* TASK STATEMENT
Give the count of lines holding the string "Compactions" and nothing else.

Dataset items:
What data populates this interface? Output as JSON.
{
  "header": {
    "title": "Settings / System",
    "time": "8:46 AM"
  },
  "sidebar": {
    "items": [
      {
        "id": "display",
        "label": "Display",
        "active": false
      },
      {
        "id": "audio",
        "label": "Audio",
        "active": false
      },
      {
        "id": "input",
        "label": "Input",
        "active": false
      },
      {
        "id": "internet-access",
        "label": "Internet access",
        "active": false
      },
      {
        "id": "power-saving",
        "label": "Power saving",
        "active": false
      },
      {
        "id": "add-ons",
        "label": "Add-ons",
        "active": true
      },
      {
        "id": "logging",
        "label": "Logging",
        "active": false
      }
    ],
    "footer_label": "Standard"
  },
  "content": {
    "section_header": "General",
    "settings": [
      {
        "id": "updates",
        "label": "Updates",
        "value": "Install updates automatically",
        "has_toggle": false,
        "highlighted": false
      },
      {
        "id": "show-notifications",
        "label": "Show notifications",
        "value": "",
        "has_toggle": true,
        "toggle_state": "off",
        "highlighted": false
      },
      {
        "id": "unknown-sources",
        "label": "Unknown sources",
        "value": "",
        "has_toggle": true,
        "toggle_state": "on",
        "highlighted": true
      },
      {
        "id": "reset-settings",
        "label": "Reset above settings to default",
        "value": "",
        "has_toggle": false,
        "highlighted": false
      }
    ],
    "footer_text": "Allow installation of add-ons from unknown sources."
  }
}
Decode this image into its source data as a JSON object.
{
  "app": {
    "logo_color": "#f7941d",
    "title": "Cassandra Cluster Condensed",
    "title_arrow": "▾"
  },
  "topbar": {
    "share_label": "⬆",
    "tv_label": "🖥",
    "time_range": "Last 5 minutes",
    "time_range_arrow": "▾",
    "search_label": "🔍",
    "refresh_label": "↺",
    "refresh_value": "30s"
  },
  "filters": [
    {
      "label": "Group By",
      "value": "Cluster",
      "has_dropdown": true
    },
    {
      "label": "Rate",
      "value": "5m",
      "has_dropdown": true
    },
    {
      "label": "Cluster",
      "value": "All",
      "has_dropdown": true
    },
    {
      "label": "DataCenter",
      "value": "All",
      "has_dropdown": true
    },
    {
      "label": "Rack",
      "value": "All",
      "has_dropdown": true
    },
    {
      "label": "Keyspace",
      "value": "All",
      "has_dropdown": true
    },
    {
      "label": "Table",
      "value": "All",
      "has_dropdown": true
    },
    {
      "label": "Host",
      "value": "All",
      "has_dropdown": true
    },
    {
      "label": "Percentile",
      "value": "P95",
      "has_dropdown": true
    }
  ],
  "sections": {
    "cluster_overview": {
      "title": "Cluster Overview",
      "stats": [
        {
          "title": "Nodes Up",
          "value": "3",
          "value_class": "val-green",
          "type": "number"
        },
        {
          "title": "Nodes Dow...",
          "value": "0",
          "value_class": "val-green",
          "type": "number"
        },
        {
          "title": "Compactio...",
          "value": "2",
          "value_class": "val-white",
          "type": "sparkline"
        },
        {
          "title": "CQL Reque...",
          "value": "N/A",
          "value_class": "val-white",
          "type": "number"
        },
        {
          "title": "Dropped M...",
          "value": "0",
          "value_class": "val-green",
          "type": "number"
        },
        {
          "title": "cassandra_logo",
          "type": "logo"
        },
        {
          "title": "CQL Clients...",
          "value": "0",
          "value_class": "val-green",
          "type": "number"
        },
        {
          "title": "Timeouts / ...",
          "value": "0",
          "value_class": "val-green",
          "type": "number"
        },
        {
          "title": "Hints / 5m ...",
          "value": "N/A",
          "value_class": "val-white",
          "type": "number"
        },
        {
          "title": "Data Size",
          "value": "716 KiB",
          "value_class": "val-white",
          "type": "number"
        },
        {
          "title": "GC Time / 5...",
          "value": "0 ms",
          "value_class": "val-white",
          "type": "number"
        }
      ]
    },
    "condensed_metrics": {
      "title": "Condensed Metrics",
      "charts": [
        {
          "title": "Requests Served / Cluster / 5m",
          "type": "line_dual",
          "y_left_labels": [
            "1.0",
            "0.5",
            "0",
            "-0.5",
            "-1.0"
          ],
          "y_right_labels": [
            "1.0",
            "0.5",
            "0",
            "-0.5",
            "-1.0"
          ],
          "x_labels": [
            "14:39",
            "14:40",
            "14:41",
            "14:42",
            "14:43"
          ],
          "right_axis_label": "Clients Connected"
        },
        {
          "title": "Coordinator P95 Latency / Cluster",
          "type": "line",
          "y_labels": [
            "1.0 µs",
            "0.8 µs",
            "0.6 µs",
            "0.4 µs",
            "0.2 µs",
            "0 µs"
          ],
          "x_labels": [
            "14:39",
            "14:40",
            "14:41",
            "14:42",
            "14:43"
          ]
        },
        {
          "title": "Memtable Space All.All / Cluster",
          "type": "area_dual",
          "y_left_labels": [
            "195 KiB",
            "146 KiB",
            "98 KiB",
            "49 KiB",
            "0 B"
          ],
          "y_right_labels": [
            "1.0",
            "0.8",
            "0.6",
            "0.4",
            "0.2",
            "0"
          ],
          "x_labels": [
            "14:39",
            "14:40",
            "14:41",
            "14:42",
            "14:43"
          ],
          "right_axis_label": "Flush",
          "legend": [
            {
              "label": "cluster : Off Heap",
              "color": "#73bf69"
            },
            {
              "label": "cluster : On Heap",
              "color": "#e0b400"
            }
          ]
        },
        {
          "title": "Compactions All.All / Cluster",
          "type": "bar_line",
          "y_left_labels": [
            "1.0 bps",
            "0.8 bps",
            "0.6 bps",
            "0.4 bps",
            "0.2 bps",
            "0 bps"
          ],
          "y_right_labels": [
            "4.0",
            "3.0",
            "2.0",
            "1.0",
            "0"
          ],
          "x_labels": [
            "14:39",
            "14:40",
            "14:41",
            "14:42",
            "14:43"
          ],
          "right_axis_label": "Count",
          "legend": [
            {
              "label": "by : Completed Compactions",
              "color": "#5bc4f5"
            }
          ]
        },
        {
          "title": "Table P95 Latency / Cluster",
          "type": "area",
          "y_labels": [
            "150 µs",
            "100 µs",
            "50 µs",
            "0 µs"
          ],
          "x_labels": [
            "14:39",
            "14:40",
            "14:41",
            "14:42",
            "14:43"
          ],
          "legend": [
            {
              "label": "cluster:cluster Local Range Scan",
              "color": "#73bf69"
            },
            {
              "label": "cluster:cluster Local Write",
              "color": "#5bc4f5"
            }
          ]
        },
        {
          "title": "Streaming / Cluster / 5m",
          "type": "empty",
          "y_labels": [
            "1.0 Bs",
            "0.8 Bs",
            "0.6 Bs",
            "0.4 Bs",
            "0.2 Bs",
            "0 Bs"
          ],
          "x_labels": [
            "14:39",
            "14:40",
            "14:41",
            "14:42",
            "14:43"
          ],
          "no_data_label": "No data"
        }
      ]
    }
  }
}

* OUTPUT FOR THIS EXERCISE
2